- **GOAL**
Search the records for "учреждений" and copy each line that holds it.

****************************************

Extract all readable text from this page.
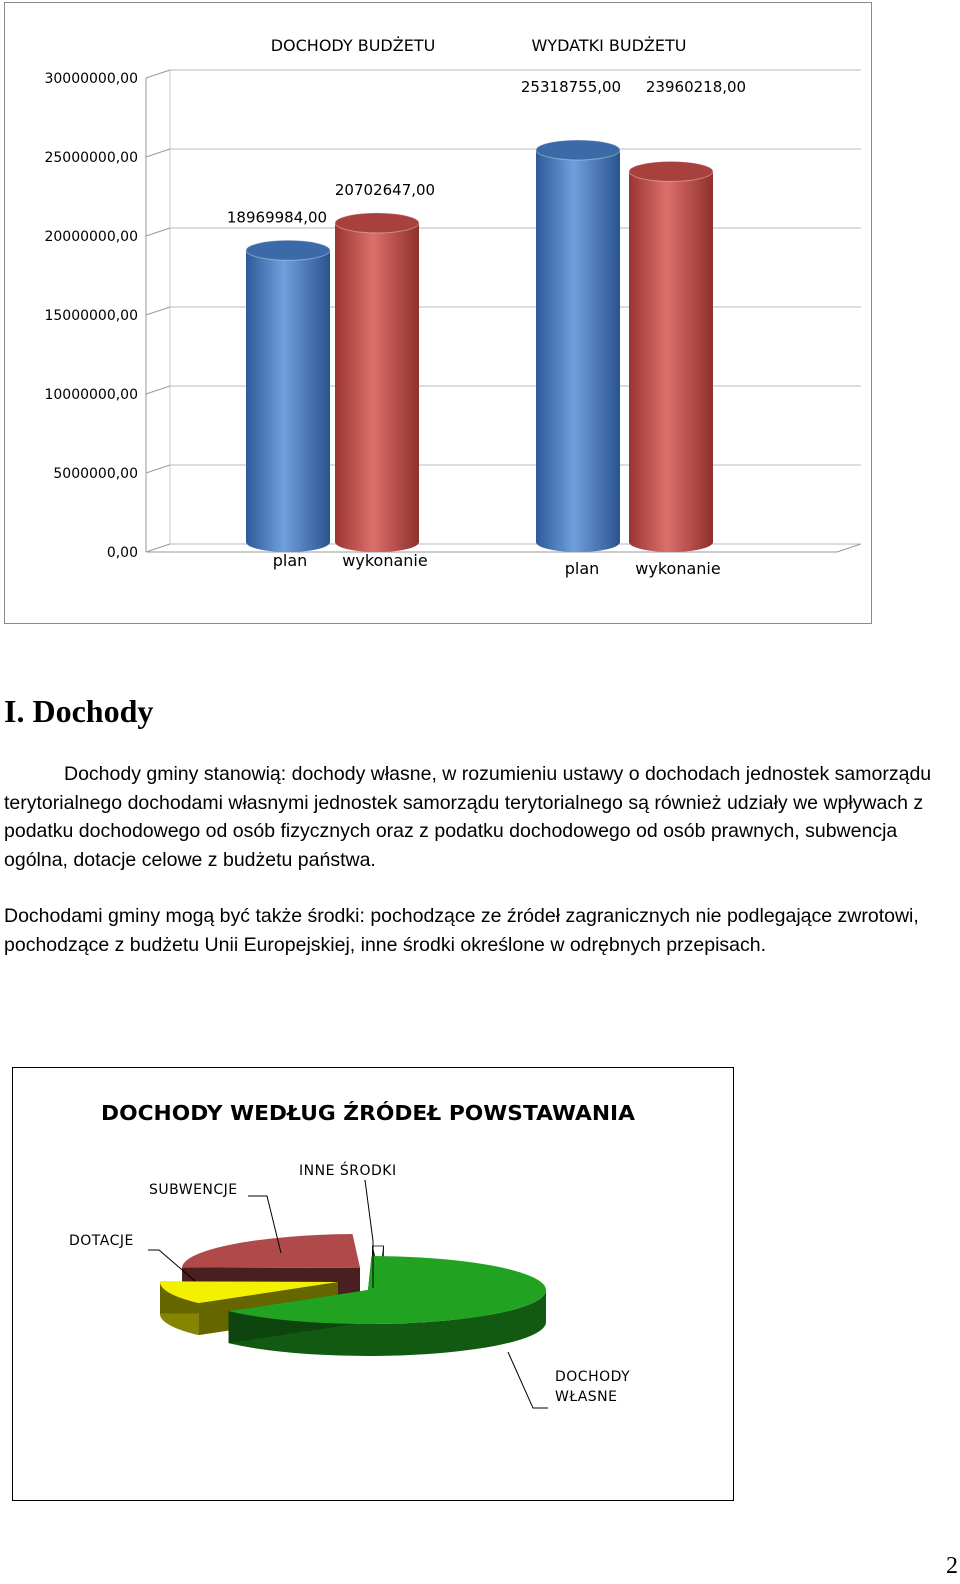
0,00
5000000,00
10000000,00
15000000,00
20000000,00
25000000,00
30000000,00
DOCHODY BUDŻETU
18969984,00
plan
20702647,00
wykonanie
WYDATKI BUDŻETU
25318755,00
plan
23960218,00
wykonanie
I. Dochody

Dochody gminy stanowią: dochody własne, w rozumieniu ustawy o dochodach jednostek samorządu terytorialnego dochodami własnymi jednostek samorządu terytorialnego są również udziały we wpływach z podatku dochodowego od osób fizycznych oraz z podatku dochodowego od osób prawnych, subwencja ogólna, dotacje celowe z budżetu państwa.

Dochodami gminy mogą być także środki: pochodzące ze źródeł zagranicznych nie podlegające zwrotowi, pochodzące z budżetu Unii Europejskiej, inne środki określone w odrębnych przepisach.

DOCHODY WEDŁUG ŹRÓDEŁ POWSTAWANIA
DOCHODY
WŁASNE
DOTACJE
SUBWENCJE
INNE ŚRODKI
2
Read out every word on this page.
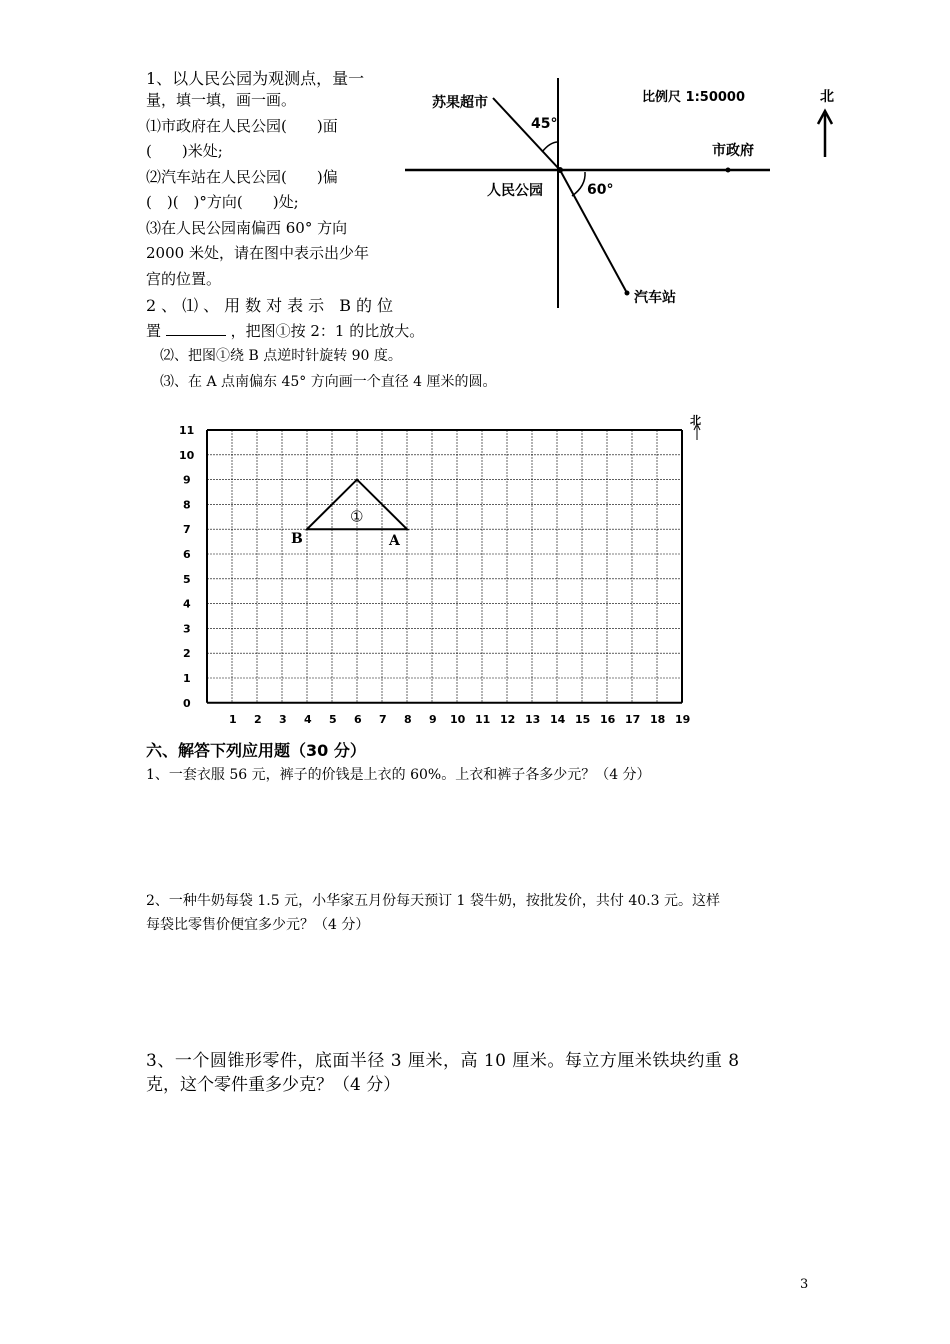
1、以人民公园为观测点，量一
量，填一填，画一画。
⑴市政府在人民公园(　　)面
(　　)米处;
⑵汽车站在人民公园(　　)偏
(　)(　)°方向(　　)处;
⑶在人民公园南偏西 60° 方向
2000 米处，请在图中表示出少年
宫的位置。
苏果超市	比例尺 1:50000	北
45°
市政府
人民公园	60°
汽车站
2、⑴、用数对表示 B的位
置	，把图①按 2：1 的比放大。
⑵、把图①绕 B 点逆时针旋转 90 度。
⑶、在 A 点南偏东 45° 方向画一个直径 4 厘米的圆。
1 2 3 4 5 6 7 8 9 10 11 12 13 14 15 16 17 18 19
0
1
2
3
4
5
6
7
8
9
10
11
B	A
①
北
六、解答下列应用题（30 分）
1、一套衣服 56 元，裤子的价钱是上衣的 60%。上衣和裤子各多少元？（4 分）
2、一种牛奶每袋 1.5 元，小华家五月份每天预订 1 袋牛奶，按批发价，共付 40.3 元。这样
每袋比零售价便宜多少元？（4 分）
3、一个圆锥形零件，底面半径 3 厘米，高 10 厘米。每立方厘米铁块约重 8
克，这个零件重多少克？（4 分）
3
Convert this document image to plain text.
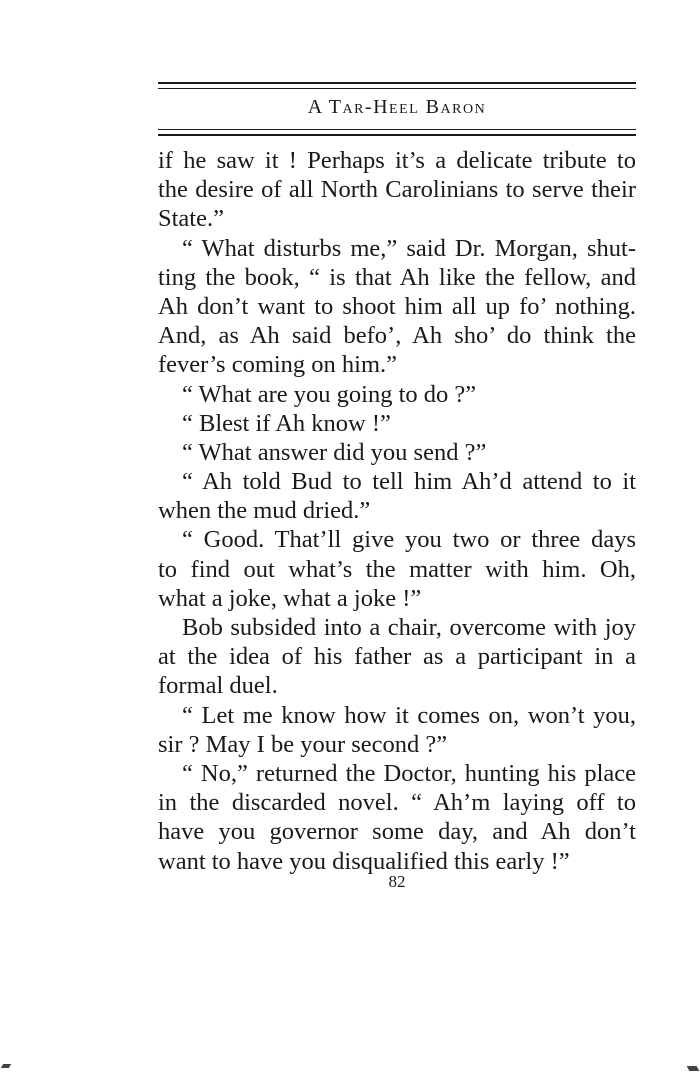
A Tar-Heel Baron
if he saw it ! Perhaps it’s a delicate tribute to
the desire of all North Carolinians to serve their
State.”
“ What disturbs me,” said Dr. Morgan, shut-
ting the book, “ is that Ah like the fellow, and
Ah don’t want to shoot him all up fo’ nothing.
And, as Ah said befo’, Ah sho’ do think the
fever’s coming on him.”
“ What are you going to do ?”
“ Blest if Ah know !”
“ What answer did you send ?”
“ Ah told Bud to tell him Ah’d attend to it
when the mud dried.”
“ Good. That’ll give you two or three days
to find out what’s the matter with him. Oh,
what a joke, what a joke !”
Bob subsided into a chair, overcome with joy
at the idea of his father as a participant in a
formal duel.
“ Let me know how it comes on, won’t you,
sir ? May I be your second ?”
“ No,” returned the Doctor, hunting his place
in the discarded novel. “ Ah’m laying off to
have you governor some day, and Ah don’t
want to have you disqualified this early !”
82
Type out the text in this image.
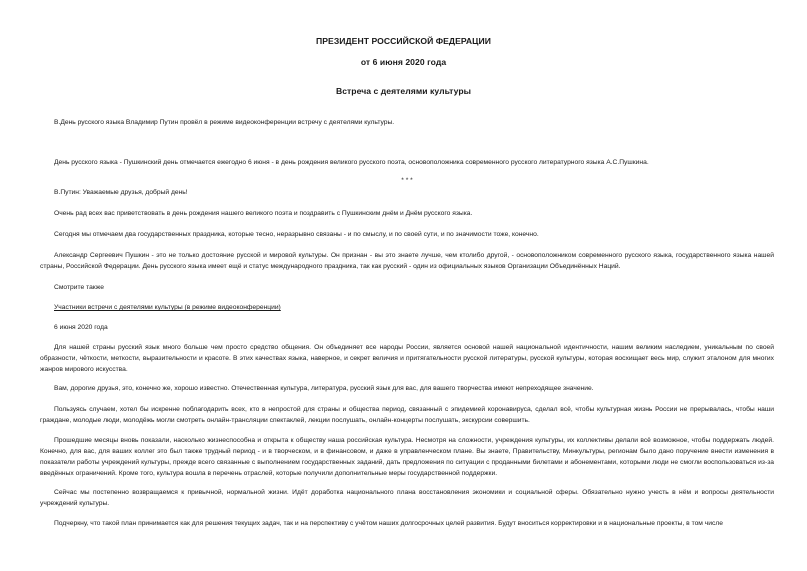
ПРЕЗИДЕНТ РОССИЙСКОЙ ФЕДЕРАЦИИ
от 6 июня 2020 года
Встреча с деятелями культуры
В.День русского языка Владимир Путин провёл в режиме видеоконференции встречу с деятелями культуры.
День русского языка - Пушкинский день отмечается ежегодно 6 июня - в день рождения великого русского поэта, основоположника современного русского литературного языка А.С.Пушкина.
* * *
В.Путин: Уважаемые друзья, добрый день!
Очень рад всех вас приветствовать в день рождения нашего великого поэта и поздравить с Пушкинским днём и Днём русского языка.
Сегодня мы отмечаем два государственных праздника, которые тесно, неразрывно связаны - и по смыслу, и по своей сути, и по значимости тоже, конечно.
Александр Сергеевич Пушкин - это не только достояние русской и мировой культуры. Он признан - вы это знаете лучше, чем ктолибо другой, - основоположником современного русского языка, государственного языка нашей страны, Российской Федерации. День русского языка имеет ещё и статус международного праздника, так как русский - один из официальных языков Организации Объединённых Наций.
Смотрите также
Участники встречи с деятелями культуры (в режиме видеоконференции)
6 июня 2020 года
Для нашей страны русский язык много больше чем просто средство общения. Он объединяет все народы России, является основой нашей национальной идентичности, нашим великим наследием, уникальным по своей образности, чёткости, меткости, выразительности и красоте. В этих качествах языка, наверное, и секрет величия и притягательности русской литературы, русской культуры, которая восхищает весь мир, служит эталоном для многих жанров мирового искусства.
Вам, дорогие друзья, это, конечно же, хорошо известно. Отечественная культура, литература, русский язык для вас, для вашего творчества имеют непреходящее значение.
Пользуясь случаем, хотел бы искренне поблагодарить всех, кто в непростой для страны и общества период, связанный с эпидемией коронавируса, сделал всё, чтобы культурная жизнь России не прерывалась, чтобы наши граждане, молодые люди, молодёжь могли смотреть онлайн-трансляции спектаклей, лекции послушать, онлайн-концерты послушать, экскурсии совершить.
Прошедшие месяцы вновь показали, насколько жизнеспособна и открыта к обществу наша российская культура. Несмотря на сложности, учреждения культуры, их коллективы делали всё возможное, чтобы поддержать людей. Конечно, для вас, для ваших коллег это был также трудный период - и в творческом, и в финансовом, и даже в управленческом плане. Вы знаете, Правительству, Минкультуры, регионам было дано поручение внести изменения в показатели работы учреждений культуры, прежде всего связанные с выполнением государственных заданий, дать предложения по ситуации с проданными билетами и абонементами, которыми люди не смогли воспользоваться из-за введённых ограничений. Кроме того, культура вошла в перечень отраслей, которые получили дополнительные меры государственной поддержки.
Сейчас мы постепенно возвращаемся к привычной, нормальной жизни. Идёт доработка национального плана восстановления экономики и социальной сферы. Обязательно нужно учесть в нём и вопросы деятельности учреждений культуры.
Подчеркну, что такой план принимается как для решения текущих задач, так и на перспективу с учётом наших долгосрочных целей развития. Будут вноситься корректировки и в национальные проекты, в том числе
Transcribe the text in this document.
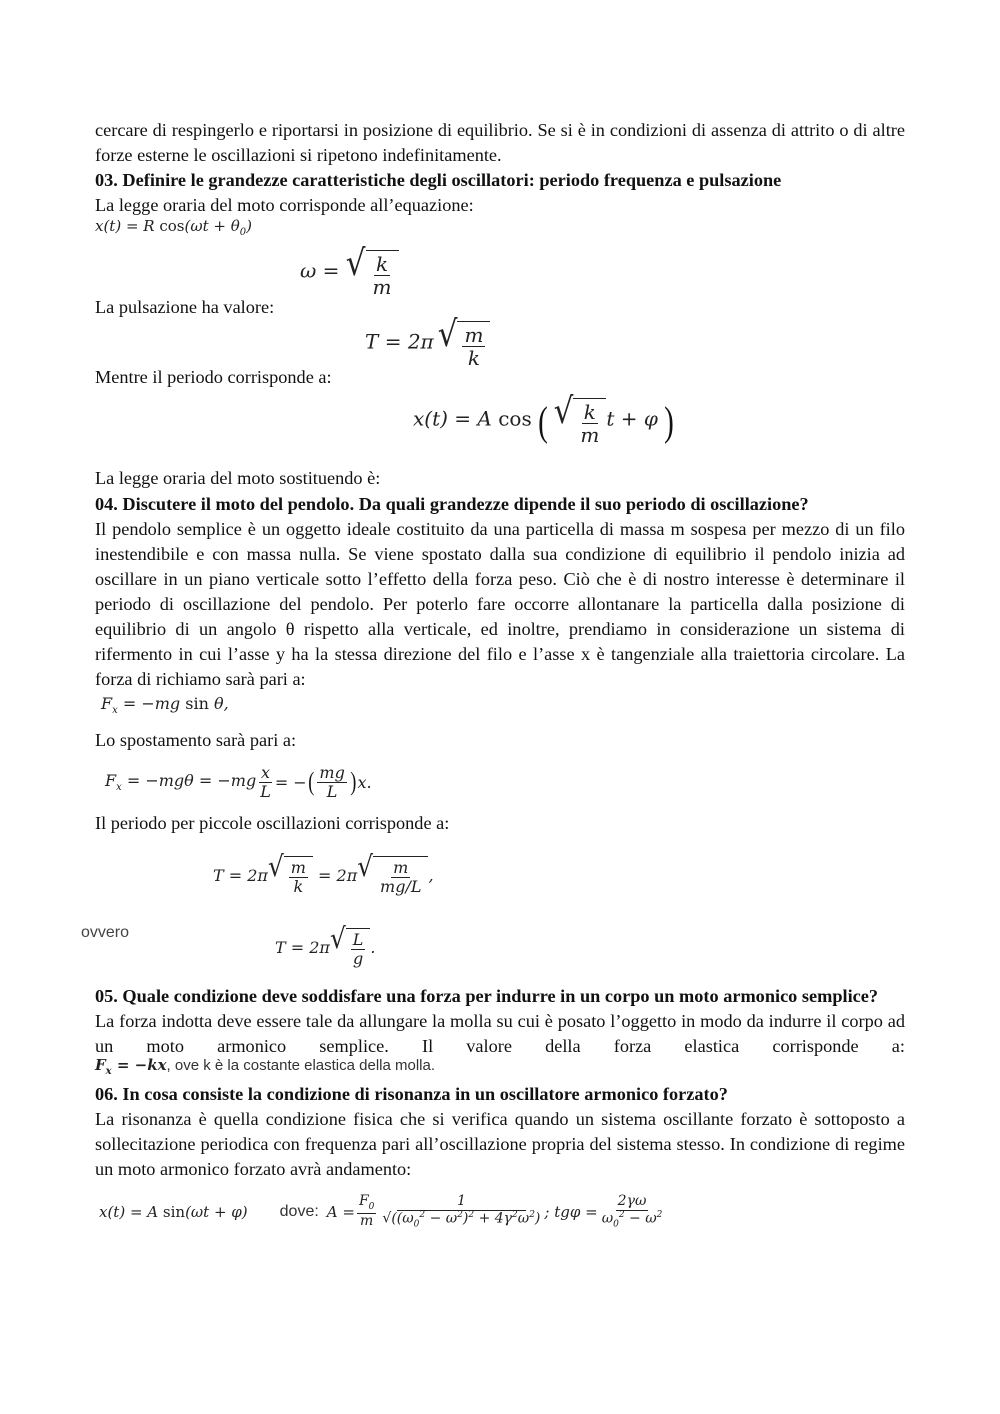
cercare di respingerlo e riportarsi in posizione di equilibrio. Se si è in condizioni di assenza di attrito o di altre forze esterne le oscillazioni si ripetono indefinitamente.

03. Definire le grandezze caratteristiche degli oscillatori: periodo frequenza e pulsazione

La legge oraria del moto corrisponde all’equazione:

x(t) = R $\cos(\omega t + \theta_0)$
ω = √ $\frac{k}{m}$

La pulsazione ha valore:

T = 2π √ $\frac{m}{k}$

Mentre il periodo corrisponde a:

x(t) = A cos ( √ $\frac{k}{m}$ t + φ )

La legge oraria del moto sostituendo è:

04. Discutere il moto del pendolo. Da quali grandezze dipende il suo periodo di oscillazione?

Il pendolo semplice è un oggetto ideale costituito da una particella di massa m sospesa per mezzo di un filo inestendibile e con massa nulla. Se viene spostato dalla sua condizione di equilibrio il pendolo inizia ad oscillare in un piano verticale sotto l’effetto della forza peso. Ciò che è di nostro interesse è determinare il periodo di oscillazione del pendolo. Per poterlo fare occorre allontanare la particella dalla posizione di equilibrio di un angolo θ rispetto alla verticale, ed inoltre, prendiamo in considerazione un sistema di rifermento in cui l’asse y ha la stessa direzione del filo e l’asse x è tangenziale alla traiettoria circolare. La forza di richiamo sarà pari a:

$F_x = -mg$ sin θ,

Lo spostamento sarà pari a:

$F_x = -mg\theta = -mg \frac{x}{L}$ = − ( $\frac{mg}{L}$ ) x.

Il periodo per piccole oscillazioni corrisponde a:

T = 2π √ $\frac{m}{k} = 2\pi$ √ $\frac{m}{mg/L}$ ,
ovvero
T = 2π √ $\frac{L}{g}$ .
05. Quale condizione deve soddisfare una forza per indurre in un corpo un moto armonico semplice?

La forza indotta deve essere tale da allungare la molla su cui è posato l’oggetto in modo da indurre il corpo ad un moto armonico semplice. Il valore della forza elastica corrisponde a:

$F_x = -kx$, ove k è la costante elastica della molla.
06. In cosa consiste la condizione di risonanza in un oscillatore armonico forzato?

La risonanza è quella condizione fisica che si verifica quando un sistema oscillante forzato è sottoposto a sollecitazione periodica con frequenza pari all’oscillazione propria del sistema stesso. In condizione di regime un moto armonico forzato avrà andamento:

x(t) = A sin(ωt + φ) dove: $A = \frac{F_0}{m} \frac{1}{√((\omega_0^2 - \omega^2)^2 + 4\gamma^2\omega^2)}$ ; $tg\varphi = \frac{2\gamma\omega}{\omega_0^2 - \omega^2}$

****************************************

- **ANSWER IN FULL**
Прошедшие месяцы вновь показали, насколько жизнеспособна и открыта к обществу наша российская культура. Несмотря на сложности, учреждения культуры, их коллективы делали всё возможное, чтобы поддержать людей. Конечно, для вас, для ваших коллег это был также трудный период - и в творческом, и в финансовом, и даже в управленческом плане. Вы знаете, Правительству, Минкультуры, регионам было дано поручение внести изменения в показатели работы учреждений культуры, прежде всего связанные с выполнением государственных заданий, дать предложения по ситуации с проданными билетами и абонементами, которыми люди не смогли воспользоваться из-за введённых ограничений. Кроме того, культура вошла в перечень отраслей, которые получили дополнительные меры государственной поддержки.
Сейчас мы постепенно возвращаемся к привычной, нормальной жизни. Идёт доработка национального плана восстановления экономики и социальной сферы. Обязательно нужно учесть в нём и вопросы деятельности учреждений культуры.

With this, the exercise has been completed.